### Problem to solve
Filter the entries below, keeping only lines with the word "gram".

### Data provided
::::
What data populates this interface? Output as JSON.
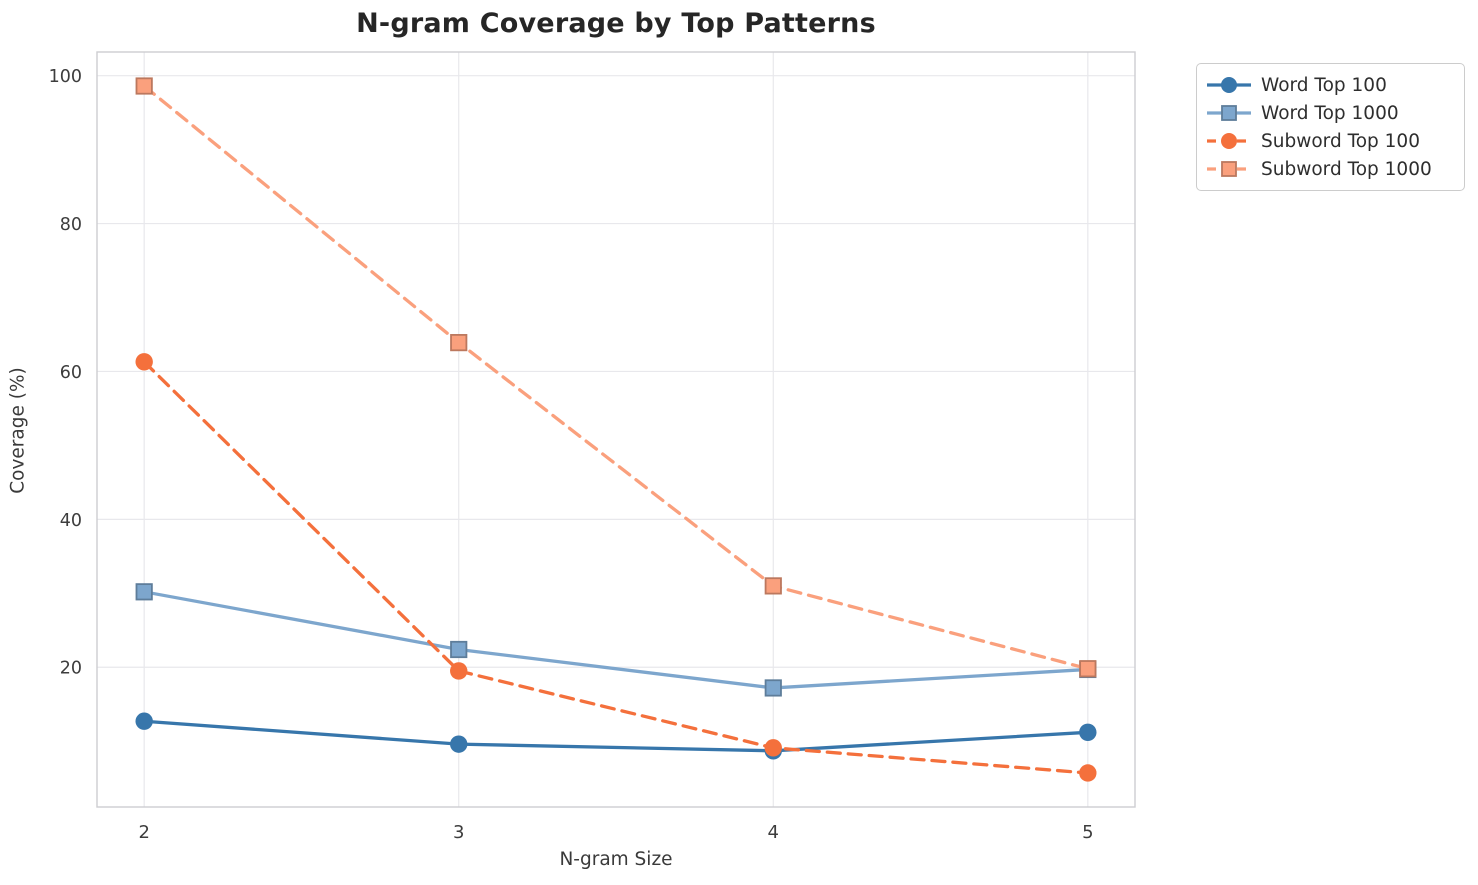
{
  "chart_data": {
    "type": "line",
    "title": "N-gram Coverage by Top Patterns",
    "xlabel": "N-gram Size",
    "ylabel": "Coverage (%)",
    "x": [
      2,
      3,
      4,
      5
    ],
    "xticks": [
      2,
      3,
      4,
      5
    ],
    "yticks": [
      20,
      40,
      60,
      80,
      100
    ],
    "xlim": [
      1.85,
      5.15
    ],
    "ylim": [
      1.1,
      103.2
    ],
    "grid": true,
    "legend_position": "outside-upper-right",
    "series": [
      {
        "name": "Word Top 100",
        "values": [
          12.7,
          9.6,
          8.7,
          11.2
        ],
        "color": "#3776AB",
        "line_style": "solid",
        "marker": "circle"
      },
      {
        "name": "Word Top 1000",
        "values": [
          30.2,
          22.4,
          17.2,
          19.7
        ],
        "color": "#7DA6CD",
        "line_style": "solid",
        "marker": "square"
      },
      {
        "name": "Subword Top 100",
        "values": [
          61.3,
          19.5,
          9.1,
          5.7
        ],
        "color": "#F4703C",
        "line_style": "dashed",
        "marker": "circle"
      },
      {
        "name": "Subword Top 1000",
        "values": [
          98.6,
          63.9,
          31.0,
          19.8
        ],
        "color": "#FAA07D",
        "line_style": "dashed",
        "marker": "square"
      }
    ]
  },
  "style_colors": {
    "grid": "#e8e8ec",
    "spine": "#cdcdd1",
    "tick_label": "#3d3d3d"
  }
}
::::
### Result of the exercise
    "title": "N-gram Coverage by Top Patterns",
    "xlabel": "N-gram Size",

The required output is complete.